** THE EXERCISE **
Copy each line below that includes "type".

** DATASET RECORDS **
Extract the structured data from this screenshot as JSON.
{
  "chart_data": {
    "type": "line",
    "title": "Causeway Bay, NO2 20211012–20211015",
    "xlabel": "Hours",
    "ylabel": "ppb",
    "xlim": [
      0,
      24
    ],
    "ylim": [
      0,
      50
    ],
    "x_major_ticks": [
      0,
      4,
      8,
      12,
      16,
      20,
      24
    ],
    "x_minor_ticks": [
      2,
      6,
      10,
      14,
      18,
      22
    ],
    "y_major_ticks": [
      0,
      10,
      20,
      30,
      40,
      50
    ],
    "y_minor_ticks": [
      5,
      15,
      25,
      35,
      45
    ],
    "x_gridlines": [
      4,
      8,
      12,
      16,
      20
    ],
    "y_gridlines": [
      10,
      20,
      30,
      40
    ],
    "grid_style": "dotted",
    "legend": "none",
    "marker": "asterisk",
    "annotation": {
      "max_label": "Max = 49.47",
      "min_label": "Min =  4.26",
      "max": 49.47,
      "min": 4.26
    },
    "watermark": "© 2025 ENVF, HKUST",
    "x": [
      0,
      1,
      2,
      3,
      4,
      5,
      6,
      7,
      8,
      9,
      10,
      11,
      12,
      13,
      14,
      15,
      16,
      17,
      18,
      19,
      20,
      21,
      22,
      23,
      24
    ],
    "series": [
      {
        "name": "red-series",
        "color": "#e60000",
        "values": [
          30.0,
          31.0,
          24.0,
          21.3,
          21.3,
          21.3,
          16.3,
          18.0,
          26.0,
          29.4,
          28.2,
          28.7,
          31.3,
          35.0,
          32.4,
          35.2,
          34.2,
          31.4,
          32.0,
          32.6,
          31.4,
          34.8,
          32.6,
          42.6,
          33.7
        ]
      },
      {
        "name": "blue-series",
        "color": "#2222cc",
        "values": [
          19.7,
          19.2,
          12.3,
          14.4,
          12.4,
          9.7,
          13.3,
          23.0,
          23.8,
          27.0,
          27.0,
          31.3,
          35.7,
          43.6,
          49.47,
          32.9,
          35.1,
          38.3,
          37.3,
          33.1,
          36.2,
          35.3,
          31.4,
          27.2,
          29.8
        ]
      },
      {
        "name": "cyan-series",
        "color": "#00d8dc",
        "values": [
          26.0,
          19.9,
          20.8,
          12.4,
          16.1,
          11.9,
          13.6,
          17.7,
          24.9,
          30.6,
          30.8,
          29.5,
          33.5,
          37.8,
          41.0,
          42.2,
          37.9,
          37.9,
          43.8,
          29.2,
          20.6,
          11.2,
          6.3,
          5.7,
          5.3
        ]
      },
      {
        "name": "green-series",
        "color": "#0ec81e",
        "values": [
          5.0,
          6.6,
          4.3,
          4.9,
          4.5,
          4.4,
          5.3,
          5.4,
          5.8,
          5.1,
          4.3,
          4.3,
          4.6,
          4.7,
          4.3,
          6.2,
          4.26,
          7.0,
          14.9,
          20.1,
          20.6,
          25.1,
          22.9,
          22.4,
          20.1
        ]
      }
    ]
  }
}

==

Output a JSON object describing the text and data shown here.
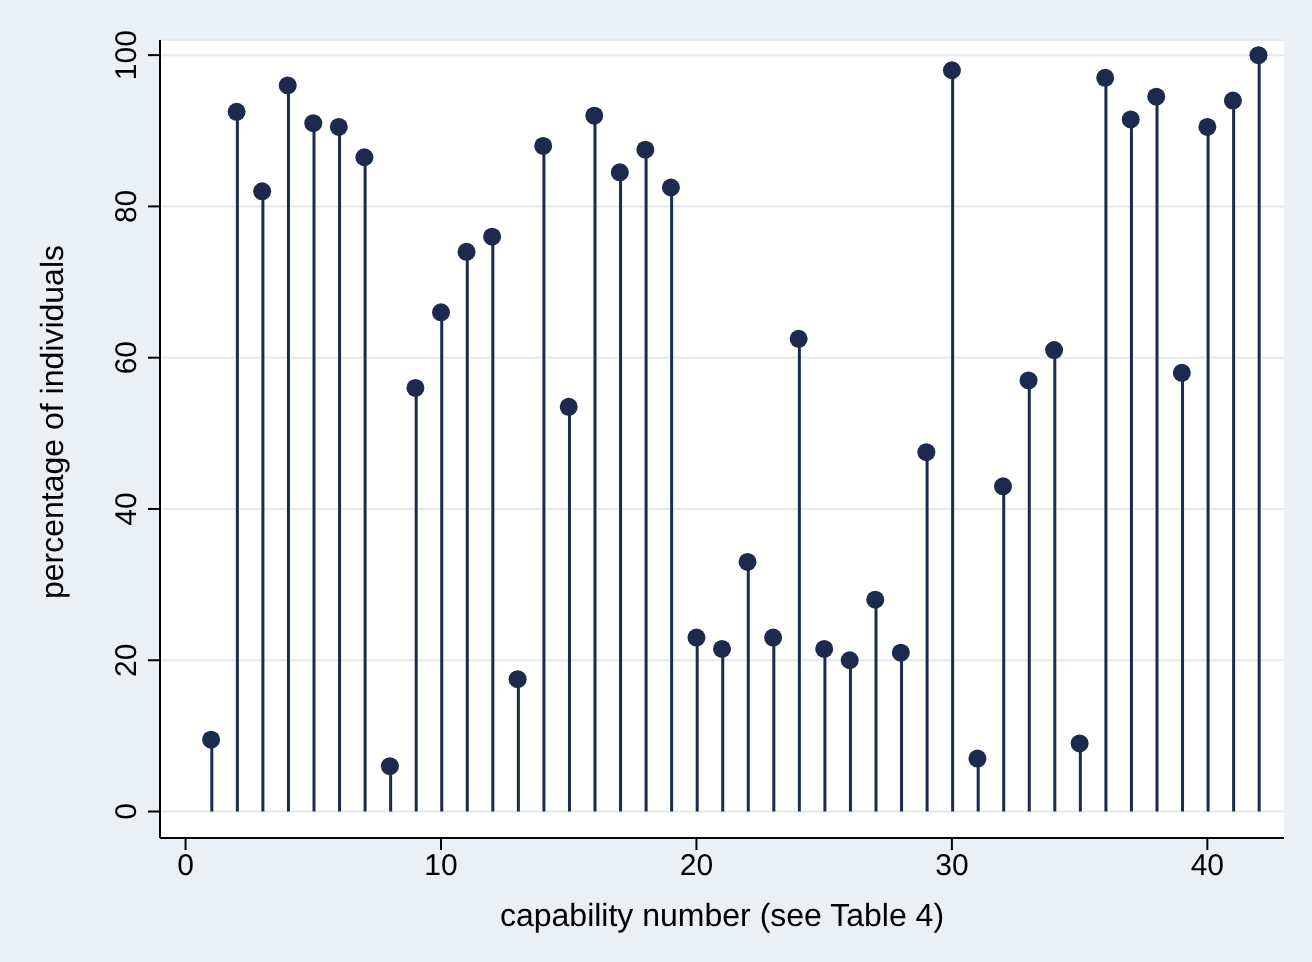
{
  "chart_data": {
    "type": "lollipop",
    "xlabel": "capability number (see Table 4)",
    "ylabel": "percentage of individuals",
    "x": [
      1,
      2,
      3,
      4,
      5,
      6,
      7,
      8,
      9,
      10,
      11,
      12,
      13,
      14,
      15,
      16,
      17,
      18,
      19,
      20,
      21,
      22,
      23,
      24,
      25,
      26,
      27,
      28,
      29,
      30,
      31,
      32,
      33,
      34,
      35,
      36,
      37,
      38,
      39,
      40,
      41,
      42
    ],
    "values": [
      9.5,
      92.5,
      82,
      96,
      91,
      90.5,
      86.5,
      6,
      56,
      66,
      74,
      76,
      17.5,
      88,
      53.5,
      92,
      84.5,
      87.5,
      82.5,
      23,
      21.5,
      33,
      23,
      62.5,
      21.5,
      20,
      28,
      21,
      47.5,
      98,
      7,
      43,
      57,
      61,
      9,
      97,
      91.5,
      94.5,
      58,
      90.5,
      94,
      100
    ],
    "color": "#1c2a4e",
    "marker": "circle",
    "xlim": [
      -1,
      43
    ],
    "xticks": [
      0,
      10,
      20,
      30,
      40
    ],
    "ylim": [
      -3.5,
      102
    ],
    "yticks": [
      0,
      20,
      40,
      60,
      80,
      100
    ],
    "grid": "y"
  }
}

--

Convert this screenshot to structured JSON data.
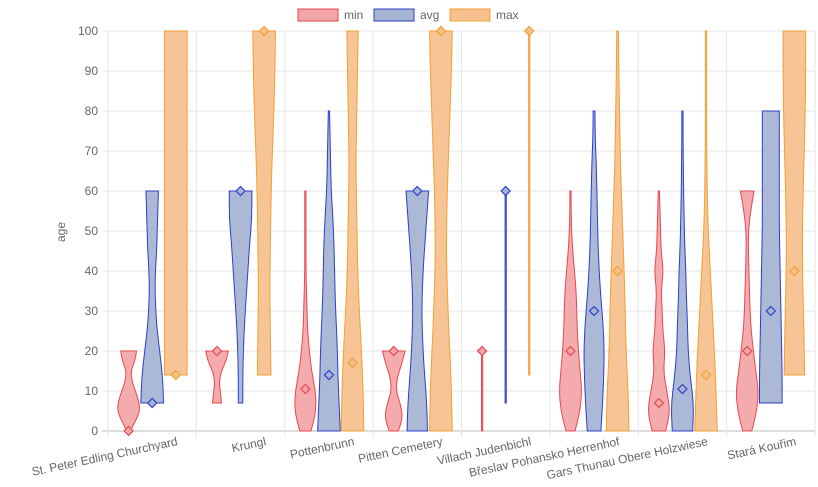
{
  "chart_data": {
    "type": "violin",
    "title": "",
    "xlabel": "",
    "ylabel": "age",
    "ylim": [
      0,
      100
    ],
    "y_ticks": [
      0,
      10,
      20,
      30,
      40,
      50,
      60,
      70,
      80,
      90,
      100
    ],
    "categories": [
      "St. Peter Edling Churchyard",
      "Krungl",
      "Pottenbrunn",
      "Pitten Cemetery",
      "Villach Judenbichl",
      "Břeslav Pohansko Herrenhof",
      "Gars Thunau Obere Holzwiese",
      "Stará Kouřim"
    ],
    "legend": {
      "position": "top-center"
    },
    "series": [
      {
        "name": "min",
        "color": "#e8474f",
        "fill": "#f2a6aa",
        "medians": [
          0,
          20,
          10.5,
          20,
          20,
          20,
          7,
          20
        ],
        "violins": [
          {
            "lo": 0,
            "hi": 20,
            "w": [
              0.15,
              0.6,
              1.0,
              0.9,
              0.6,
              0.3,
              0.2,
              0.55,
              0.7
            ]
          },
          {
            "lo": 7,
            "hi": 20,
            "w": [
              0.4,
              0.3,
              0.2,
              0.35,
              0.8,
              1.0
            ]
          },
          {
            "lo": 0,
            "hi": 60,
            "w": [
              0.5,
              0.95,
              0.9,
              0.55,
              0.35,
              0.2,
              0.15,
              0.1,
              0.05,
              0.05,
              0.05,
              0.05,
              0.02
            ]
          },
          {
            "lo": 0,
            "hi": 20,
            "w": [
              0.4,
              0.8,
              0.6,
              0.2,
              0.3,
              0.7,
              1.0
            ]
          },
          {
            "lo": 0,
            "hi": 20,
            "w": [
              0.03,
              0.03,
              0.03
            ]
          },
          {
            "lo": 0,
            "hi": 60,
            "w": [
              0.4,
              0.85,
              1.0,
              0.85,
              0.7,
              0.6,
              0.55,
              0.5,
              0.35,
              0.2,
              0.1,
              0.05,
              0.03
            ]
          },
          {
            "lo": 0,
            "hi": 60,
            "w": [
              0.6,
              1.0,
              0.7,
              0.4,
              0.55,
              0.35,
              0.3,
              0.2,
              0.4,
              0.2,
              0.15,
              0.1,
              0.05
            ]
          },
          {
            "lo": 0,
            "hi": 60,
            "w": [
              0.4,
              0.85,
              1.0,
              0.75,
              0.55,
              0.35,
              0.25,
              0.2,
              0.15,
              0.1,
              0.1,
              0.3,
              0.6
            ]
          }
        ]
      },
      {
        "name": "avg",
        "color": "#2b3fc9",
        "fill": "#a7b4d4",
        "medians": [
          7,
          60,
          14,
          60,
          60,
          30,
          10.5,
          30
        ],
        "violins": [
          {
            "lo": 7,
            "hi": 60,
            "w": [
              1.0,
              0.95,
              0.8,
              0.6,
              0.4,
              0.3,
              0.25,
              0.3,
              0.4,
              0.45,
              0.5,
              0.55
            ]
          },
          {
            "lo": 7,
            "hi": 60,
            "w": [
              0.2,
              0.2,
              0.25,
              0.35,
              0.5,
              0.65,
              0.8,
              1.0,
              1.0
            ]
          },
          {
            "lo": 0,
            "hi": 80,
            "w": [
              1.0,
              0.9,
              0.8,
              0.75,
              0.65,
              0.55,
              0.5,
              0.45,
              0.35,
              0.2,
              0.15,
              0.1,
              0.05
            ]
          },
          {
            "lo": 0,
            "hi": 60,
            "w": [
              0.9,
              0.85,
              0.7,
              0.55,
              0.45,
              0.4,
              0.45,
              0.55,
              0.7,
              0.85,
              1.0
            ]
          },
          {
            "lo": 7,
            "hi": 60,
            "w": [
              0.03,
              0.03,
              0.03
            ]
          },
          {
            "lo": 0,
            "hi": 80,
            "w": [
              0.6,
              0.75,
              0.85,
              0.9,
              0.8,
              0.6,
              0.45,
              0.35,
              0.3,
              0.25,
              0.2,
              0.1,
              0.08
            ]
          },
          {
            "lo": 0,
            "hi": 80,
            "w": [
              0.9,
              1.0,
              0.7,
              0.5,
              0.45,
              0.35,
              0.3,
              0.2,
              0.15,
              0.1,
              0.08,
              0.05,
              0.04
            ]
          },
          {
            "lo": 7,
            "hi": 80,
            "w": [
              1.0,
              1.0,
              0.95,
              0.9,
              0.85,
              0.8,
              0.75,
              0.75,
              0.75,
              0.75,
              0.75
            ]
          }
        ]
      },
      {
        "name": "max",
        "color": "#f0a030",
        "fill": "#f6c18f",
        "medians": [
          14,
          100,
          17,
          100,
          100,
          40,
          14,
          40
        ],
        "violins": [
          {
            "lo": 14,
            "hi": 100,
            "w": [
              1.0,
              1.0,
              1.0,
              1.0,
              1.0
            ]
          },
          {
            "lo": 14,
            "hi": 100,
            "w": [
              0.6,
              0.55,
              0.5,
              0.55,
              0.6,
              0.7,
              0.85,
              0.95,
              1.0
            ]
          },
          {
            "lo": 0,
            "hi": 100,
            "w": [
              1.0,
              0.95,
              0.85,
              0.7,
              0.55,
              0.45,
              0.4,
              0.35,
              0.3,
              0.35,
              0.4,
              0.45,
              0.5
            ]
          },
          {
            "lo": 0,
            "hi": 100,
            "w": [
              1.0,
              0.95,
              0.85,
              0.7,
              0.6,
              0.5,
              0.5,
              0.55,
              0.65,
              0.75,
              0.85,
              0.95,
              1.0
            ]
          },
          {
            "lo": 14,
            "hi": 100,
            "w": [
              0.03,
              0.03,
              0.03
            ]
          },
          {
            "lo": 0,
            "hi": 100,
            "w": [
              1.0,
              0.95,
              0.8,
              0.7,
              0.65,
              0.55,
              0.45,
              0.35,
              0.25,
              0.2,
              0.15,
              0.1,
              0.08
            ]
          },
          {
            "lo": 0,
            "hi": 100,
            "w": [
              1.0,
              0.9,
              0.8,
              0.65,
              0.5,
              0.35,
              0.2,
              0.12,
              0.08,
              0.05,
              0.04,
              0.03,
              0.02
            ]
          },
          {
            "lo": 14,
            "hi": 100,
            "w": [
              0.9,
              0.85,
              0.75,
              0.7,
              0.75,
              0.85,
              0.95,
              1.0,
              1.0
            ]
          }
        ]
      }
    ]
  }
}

** RESPONSE TO THE TASK **
    "type": "line",
    "type": "lollipop",
    "type": "violin",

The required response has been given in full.